REQUEST
Quote all of the data that follows exactly as written, skipping the images.

** BEGIN DATASET ROWS **

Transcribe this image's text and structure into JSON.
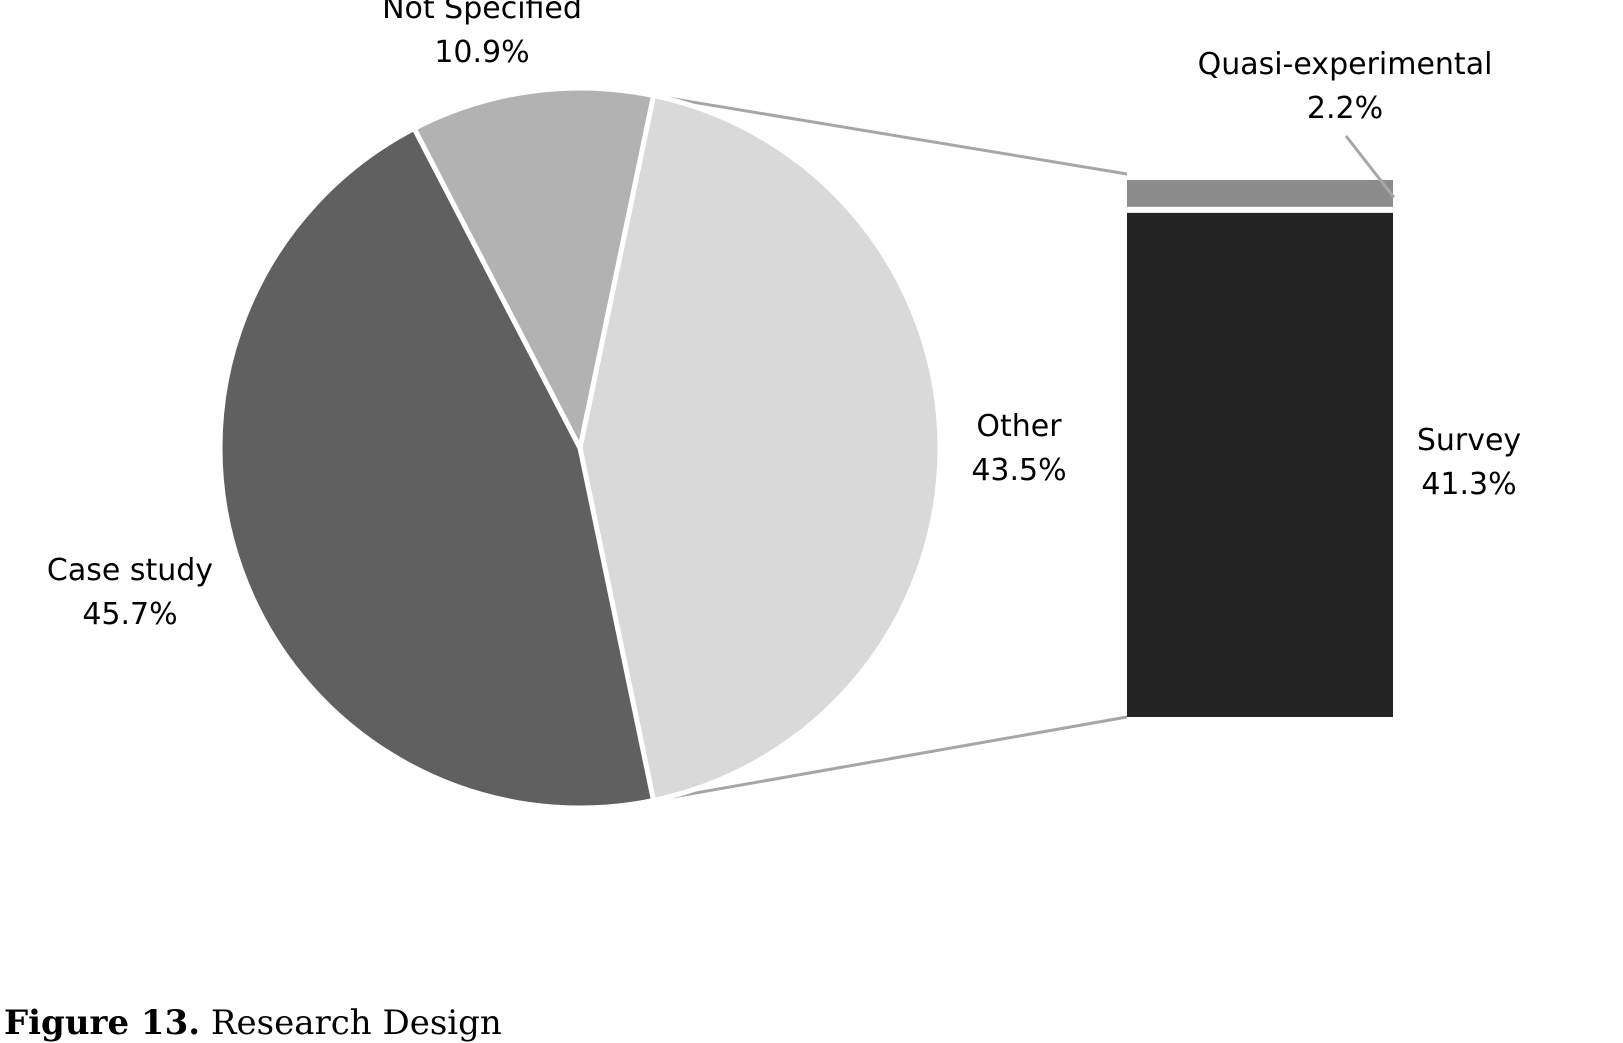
{
  "chart_data": {
    "type": "pie",
    "subtype": "bar-of-pie",
    "pie": {
      "slices": [
        {
          "label": "Not Specified",
          "value": 10.9,
          "display": "10.9%",
          "color": "#b2b2b2"
        },
        {
          "label": "Other",
          "value": 43.5,
          "display": "43.5%",
          "color": "#d9d9d9"
        },
        {
          "label": "Case study",
          "value": 45.7,
          "display": "45.7%",
          "color": "#606060"
        }
      ]
    },
    "bar": {
      "parent": "Other",
      "segments": [
        {
          "label": "Quasi-experimental",
          "value": 2.2,
          "display": "2.2%",
          "color": "#8c8c8c"
        },
        {
          "label": "Survey",
          "value": 41.3,
          "display": "41.3%",
          "color": "#242424"
        }
      ]
    },
    "connector_color": "#a6a6a6",
    "legend": "none"
  },
  "caption": {
    "label": "Figure 13.",
    "text": "Research Design"
  }
}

** END DATASET ROWS **

CORRECT RESPONSE
Transcribe this image's text and structure into JSON.
{
  "chart_data": {
    "type": "pie",
    "subtype": "bar-of-pie",
    "pie": {
      "slices": [
        {
          "label": "Not Specified",
          "value": 10.9,
          "display": "10.9%",
          "color": "#b2b2b2"
        },
        {
          "label": "Other",
          "value": 43.5,
          "display": "43.5%",
          "color": "#d9d9d9"
        },
        {
          "label": "Case study",
          "value": 45.7,
          "display": "45.7%",
          "color": "#606060"
        }
      ]
    },
    "bar": {
      "parent": "Other",
      "segments": [
        {
          "label": "Quasi-experimental",
          "value": 2.2,
          "display": "2.2%",
          "color": "#8c8c8c"
        },
        {
          "label": "Survey",
          "value": 41.3,
          "display": "41.3%",
          "color": "#242424"
        }
      ]
    },
    "connector_color": "#a6a6a6",
    "legend": "none"
  },
  "caption": {
    "label": "Figure 13.",
    "text": "Research Design"
  }
}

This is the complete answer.